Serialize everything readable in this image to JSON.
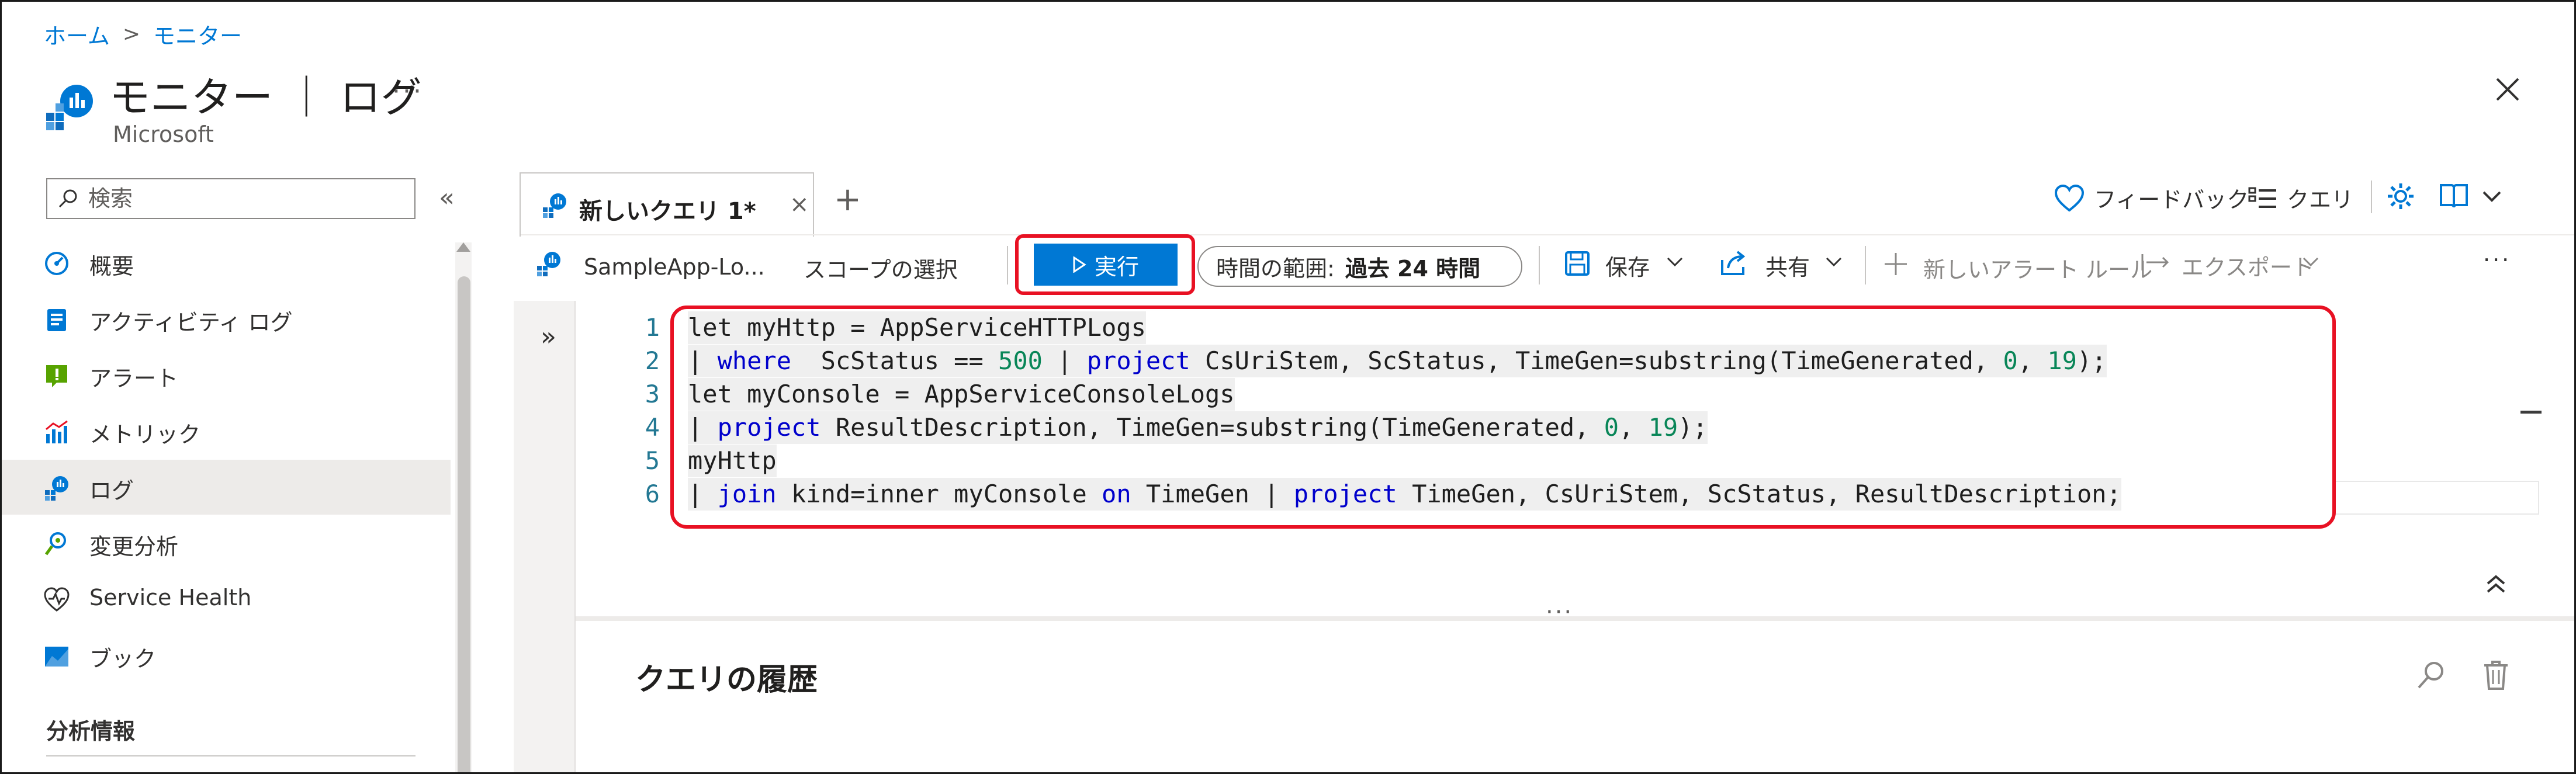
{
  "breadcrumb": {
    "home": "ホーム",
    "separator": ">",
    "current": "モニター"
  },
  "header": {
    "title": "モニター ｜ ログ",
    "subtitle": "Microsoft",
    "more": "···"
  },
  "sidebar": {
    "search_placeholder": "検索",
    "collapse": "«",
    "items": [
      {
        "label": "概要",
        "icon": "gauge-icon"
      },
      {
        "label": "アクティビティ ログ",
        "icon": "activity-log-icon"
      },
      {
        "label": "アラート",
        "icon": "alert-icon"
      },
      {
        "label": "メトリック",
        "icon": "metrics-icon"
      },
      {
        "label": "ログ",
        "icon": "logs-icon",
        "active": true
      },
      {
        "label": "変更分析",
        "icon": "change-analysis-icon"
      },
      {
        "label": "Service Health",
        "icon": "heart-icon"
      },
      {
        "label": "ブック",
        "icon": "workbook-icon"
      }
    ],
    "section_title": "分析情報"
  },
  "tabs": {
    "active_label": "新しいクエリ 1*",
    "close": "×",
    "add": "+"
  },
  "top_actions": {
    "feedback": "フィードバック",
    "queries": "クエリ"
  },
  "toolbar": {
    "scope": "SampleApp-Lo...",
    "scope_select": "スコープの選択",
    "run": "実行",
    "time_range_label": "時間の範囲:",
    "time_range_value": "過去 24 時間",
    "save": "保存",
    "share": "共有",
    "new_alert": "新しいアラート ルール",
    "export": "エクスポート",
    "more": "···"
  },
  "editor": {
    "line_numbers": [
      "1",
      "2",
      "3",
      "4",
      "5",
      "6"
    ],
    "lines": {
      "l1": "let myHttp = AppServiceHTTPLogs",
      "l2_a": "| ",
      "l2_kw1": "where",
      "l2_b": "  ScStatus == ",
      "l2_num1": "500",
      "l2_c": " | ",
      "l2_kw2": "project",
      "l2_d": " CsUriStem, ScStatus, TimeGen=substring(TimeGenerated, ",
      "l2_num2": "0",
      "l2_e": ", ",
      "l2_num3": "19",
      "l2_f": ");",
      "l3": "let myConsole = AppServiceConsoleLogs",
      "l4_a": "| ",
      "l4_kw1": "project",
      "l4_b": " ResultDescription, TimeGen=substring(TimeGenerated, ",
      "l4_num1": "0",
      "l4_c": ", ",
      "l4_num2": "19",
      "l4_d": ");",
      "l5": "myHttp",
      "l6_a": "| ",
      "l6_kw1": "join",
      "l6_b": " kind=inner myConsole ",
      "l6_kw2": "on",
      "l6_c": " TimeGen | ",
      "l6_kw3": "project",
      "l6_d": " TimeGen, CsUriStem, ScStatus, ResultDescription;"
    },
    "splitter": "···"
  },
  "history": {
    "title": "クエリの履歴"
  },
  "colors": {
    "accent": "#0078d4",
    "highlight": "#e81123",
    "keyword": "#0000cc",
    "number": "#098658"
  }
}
▬▬▬▬▬▬▬▬▬▬
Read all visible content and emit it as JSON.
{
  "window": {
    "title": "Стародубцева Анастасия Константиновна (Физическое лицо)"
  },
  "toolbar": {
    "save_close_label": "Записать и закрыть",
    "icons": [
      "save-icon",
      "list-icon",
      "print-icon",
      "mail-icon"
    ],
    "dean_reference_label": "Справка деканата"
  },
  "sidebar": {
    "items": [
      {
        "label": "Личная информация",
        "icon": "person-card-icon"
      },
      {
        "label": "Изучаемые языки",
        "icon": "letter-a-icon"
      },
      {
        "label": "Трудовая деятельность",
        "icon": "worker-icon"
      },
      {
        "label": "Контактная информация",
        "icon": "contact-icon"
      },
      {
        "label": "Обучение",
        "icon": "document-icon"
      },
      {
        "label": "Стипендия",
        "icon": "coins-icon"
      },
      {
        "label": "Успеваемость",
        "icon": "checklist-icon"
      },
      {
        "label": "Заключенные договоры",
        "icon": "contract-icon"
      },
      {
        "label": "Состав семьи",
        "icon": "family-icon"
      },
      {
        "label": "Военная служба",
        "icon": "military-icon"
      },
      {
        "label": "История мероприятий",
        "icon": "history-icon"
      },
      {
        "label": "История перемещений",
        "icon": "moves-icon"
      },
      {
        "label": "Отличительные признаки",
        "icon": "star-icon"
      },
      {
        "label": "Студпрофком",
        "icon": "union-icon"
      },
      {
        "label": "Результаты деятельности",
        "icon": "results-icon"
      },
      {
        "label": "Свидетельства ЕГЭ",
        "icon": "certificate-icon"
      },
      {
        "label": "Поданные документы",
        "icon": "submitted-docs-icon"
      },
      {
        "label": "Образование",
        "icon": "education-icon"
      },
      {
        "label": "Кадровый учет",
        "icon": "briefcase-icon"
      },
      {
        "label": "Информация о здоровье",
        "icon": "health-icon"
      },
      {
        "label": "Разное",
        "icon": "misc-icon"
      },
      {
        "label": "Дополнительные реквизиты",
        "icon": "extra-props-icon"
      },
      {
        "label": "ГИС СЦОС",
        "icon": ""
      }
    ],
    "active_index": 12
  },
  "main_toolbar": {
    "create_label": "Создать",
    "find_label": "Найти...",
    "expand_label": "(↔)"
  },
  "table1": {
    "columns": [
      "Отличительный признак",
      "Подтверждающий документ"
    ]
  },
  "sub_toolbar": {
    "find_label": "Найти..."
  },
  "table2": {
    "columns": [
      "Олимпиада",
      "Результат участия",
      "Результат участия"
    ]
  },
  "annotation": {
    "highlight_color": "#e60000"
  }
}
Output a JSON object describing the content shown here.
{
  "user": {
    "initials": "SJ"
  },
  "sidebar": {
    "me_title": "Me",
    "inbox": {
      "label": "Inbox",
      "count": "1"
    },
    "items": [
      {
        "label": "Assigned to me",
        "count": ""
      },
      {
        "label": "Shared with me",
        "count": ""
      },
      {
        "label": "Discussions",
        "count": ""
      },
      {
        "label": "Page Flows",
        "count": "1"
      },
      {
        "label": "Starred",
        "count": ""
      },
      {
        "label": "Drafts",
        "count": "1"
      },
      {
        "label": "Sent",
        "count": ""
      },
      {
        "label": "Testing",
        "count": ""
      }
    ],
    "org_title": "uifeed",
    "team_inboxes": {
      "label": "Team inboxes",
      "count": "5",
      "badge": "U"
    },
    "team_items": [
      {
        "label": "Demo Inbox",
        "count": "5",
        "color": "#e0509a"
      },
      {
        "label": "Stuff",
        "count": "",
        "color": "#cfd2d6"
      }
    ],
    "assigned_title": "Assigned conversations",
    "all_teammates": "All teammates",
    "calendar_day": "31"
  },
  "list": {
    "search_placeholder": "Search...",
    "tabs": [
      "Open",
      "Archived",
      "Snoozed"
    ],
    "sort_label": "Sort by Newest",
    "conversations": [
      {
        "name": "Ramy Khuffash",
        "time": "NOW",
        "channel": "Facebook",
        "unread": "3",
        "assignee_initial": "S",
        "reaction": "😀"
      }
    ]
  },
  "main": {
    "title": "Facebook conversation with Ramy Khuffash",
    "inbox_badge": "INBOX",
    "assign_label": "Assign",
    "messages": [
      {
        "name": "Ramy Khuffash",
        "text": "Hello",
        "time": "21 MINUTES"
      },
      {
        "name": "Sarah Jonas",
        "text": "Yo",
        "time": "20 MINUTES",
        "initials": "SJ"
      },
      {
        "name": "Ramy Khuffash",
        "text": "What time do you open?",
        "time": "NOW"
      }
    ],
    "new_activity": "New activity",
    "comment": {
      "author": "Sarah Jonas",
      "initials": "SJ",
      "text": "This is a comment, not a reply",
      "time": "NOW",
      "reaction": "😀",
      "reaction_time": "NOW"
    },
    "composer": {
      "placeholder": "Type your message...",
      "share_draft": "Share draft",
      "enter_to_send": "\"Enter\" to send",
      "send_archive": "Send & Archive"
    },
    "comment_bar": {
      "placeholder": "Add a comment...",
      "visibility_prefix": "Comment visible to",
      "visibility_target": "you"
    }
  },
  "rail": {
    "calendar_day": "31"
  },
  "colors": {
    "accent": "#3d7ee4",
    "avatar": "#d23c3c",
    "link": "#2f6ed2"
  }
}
▬▬▬▬▬▬▬▬▬▬
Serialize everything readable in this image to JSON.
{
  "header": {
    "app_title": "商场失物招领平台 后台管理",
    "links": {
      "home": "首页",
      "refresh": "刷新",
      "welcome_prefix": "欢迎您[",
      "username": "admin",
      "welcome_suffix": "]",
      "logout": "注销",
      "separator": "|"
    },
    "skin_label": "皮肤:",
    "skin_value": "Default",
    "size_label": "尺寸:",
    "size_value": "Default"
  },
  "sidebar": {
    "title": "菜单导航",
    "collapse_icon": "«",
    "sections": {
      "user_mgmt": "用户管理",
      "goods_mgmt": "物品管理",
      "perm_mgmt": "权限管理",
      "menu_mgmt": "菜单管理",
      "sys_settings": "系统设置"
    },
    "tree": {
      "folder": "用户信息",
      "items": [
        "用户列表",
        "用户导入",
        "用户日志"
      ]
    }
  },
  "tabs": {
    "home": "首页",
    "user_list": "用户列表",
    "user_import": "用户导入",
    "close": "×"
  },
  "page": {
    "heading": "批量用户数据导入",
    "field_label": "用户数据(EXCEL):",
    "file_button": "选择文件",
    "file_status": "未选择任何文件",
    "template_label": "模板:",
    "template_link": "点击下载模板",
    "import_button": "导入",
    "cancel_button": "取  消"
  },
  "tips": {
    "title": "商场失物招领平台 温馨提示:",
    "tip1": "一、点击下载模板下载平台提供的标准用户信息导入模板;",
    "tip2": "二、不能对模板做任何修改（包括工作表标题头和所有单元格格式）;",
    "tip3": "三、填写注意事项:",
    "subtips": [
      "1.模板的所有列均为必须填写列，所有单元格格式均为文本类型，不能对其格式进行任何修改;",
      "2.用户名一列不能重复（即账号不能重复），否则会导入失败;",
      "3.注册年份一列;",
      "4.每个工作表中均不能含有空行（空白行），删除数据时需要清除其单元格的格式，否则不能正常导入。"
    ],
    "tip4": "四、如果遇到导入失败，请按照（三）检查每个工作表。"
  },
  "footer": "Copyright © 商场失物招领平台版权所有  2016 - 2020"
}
▬▬▬▬▬▬▬▬▬▬
__WRITTEN TASK__.
Across the preceding material, how many lines contain the word "участия"? State the number alone.

__ANSWER BELOW__.
2